- What you should do
Look below and pull out each line with the word "page".

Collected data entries
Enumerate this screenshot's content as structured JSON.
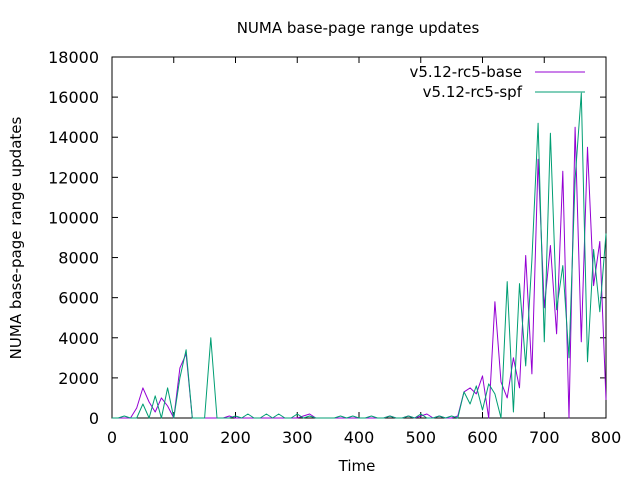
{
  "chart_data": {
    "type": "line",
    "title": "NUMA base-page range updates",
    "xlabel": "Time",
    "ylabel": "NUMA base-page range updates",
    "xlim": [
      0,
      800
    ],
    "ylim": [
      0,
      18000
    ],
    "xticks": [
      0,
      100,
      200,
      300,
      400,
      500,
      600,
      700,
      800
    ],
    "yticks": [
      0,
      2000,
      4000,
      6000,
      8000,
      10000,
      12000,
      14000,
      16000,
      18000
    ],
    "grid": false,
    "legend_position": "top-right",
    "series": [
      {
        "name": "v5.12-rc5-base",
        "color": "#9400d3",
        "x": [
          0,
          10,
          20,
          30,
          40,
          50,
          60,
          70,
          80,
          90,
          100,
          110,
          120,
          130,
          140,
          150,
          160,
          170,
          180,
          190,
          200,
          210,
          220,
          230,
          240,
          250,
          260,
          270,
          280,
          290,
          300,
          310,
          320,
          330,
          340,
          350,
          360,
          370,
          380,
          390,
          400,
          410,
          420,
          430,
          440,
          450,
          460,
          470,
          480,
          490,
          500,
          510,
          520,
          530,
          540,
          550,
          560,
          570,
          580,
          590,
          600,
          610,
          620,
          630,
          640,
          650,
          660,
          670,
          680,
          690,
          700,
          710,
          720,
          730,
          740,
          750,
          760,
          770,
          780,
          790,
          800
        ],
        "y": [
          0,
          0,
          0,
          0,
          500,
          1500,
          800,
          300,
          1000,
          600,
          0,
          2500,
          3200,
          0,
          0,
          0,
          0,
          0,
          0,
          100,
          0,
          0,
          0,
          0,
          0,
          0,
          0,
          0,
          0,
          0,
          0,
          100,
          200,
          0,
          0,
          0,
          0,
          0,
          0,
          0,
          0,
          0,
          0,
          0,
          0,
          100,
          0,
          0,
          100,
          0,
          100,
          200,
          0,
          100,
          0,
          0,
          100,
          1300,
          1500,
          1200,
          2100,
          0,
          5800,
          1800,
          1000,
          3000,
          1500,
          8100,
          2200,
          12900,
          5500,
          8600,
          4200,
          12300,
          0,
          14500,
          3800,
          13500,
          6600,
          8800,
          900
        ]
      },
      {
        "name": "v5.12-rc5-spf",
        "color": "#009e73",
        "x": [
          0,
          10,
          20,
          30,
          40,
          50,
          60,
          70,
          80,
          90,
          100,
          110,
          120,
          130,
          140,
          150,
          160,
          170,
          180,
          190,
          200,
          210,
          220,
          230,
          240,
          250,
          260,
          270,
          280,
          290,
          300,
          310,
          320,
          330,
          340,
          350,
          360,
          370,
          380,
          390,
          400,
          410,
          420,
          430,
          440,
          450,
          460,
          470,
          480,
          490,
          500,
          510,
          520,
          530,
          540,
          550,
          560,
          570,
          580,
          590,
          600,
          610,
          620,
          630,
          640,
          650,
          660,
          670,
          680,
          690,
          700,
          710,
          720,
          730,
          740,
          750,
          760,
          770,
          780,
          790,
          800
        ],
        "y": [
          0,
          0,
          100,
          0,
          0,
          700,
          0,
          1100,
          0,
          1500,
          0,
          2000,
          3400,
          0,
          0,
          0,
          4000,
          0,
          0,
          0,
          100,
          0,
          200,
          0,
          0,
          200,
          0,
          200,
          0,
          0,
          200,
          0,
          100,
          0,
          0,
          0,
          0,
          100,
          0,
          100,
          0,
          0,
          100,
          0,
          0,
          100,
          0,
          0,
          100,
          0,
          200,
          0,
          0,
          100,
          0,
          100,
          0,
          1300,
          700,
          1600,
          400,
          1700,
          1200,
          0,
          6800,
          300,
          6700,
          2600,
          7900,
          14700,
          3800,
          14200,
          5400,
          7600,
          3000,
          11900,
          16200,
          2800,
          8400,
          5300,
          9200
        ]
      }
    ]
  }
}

- Response to the task
    "title": "NUMA base-page range updates",
    "ylabel": "NUMA base-page range updates",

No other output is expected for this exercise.